---------- Excerpted data

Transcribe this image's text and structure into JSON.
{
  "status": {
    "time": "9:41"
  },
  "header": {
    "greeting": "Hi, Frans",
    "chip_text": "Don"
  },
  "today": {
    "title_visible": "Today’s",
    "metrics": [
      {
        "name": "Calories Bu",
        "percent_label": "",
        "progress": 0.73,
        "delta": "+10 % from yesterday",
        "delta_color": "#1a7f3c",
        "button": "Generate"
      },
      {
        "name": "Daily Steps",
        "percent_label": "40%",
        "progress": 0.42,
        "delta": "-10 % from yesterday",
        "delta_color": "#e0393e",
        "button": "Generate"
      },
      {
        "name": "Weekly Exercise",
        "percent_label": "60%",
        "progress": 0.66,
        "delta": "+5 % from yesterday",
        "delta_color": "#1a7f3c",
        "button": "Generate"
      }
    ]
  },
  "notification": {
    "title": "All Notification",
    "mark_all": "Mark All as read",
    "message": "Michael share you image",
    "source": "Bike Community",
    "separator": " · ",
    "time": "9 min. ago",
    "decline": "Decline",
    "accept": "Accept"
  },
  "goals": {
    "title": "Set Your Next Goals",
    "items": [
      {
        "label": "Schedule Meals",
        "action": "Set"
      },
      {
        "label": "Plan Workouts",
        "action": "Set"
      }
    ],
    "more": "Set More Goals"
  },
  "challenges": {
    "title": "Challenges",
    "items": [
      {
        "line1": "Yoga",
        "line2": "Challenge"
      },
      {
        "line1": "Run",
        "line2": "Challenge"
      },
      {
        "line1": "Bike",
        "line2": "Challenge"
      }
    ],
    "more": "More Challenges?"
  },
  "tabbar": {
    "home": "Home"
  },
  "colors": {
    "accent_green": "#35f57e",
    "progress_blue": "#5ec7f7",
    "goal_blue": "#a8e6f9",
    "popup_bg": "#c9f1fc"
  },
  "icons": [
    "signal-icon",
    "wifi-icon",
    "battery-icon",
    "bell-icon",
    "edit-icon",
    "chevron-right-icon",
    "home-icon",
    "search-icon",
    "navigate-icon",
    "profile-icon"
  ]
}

--------------------

● Problem
All of the data needs to be reproduced exactly, with no line missing.

● Problem solution
Transcribe this image's text and structure into JSON.
{
  "status": {
    "time": "9:41"
  },
  "header": {
    "greeting": "Hi, Frans",
    "chip_text": "Don"
  },
  "today": {
    "title_visible": "Today’s",
    "metrics": [
      {
        "name": "Calories Bu",
        "percent_label": "",
        "progress": 0.73,
        "delta": "+10 % from yesterday",
        "delta_color": "#1a7f3c",
        "button": "Generate"
      },
      {
        "name": "Daily Steps",
        "percent_label": "40%",
        "progress": 0.42,
        "delta": "-10 % from yesterday",
        "delta_color": "#e0393e",
        "button": "Generate"
      },
      {
        "name": "Weekly Exercise",
        "percent_label": "60%",
        "progress": 0.66,
        "delta": "+5 % from yesterday",
        "delta_color": "#1a7f3c",
        "button": "Generate"
      }
    ]
  },
  "notification": {
    "title": "All Notification",
    "mark_all": "Mark All as read",
    "message": "Michael share you image",
    "source": "Bike Community",
    "separator": " · ",
    "time": "9 min. ago",
    "decline": "Decline",
    "accept": "Accept"
  },
  "goals": {
    "title": "Set Your Next Goals",
    "items": [
      {
        "label": "Schedule Meals",
        "action": "Set"
      },
      {
        "label": "Plan Workouts",
        "action": "Set"
      }
    ],
    "more": "Set More Goals"
  },
  "challenges": {
    "title": "Challenges",
    "items": [
      {
        "line1": "Yoga",
        "line2": "Challenge"
      },
      {
        "line1": "Run",
        "line2": "Challenge"
      },
      {
        "line1": "Bike",
        "line2": "Challenge"
      }
    ],
    "more": "More Challenges?"
  },
  "tabbar": {
    "home": "Home"
  },
  "colors": {
    "accent_green": "#35f57e",
    "progress_blue": "#5ec7f7",
    "goal_blue": "#a8e6f9",
    "popup_bg": "#c9f1fc"
  },
  "icons": [
    "signal-icon",
    "wifi-icon",
    "battery-icon",
    "bell-icon",
    "edit-icon",
    "chevron-right-icon",
    "home-icon",
    "search-icon",
    "navigate-icon",
    "profile-icon"
  ]
}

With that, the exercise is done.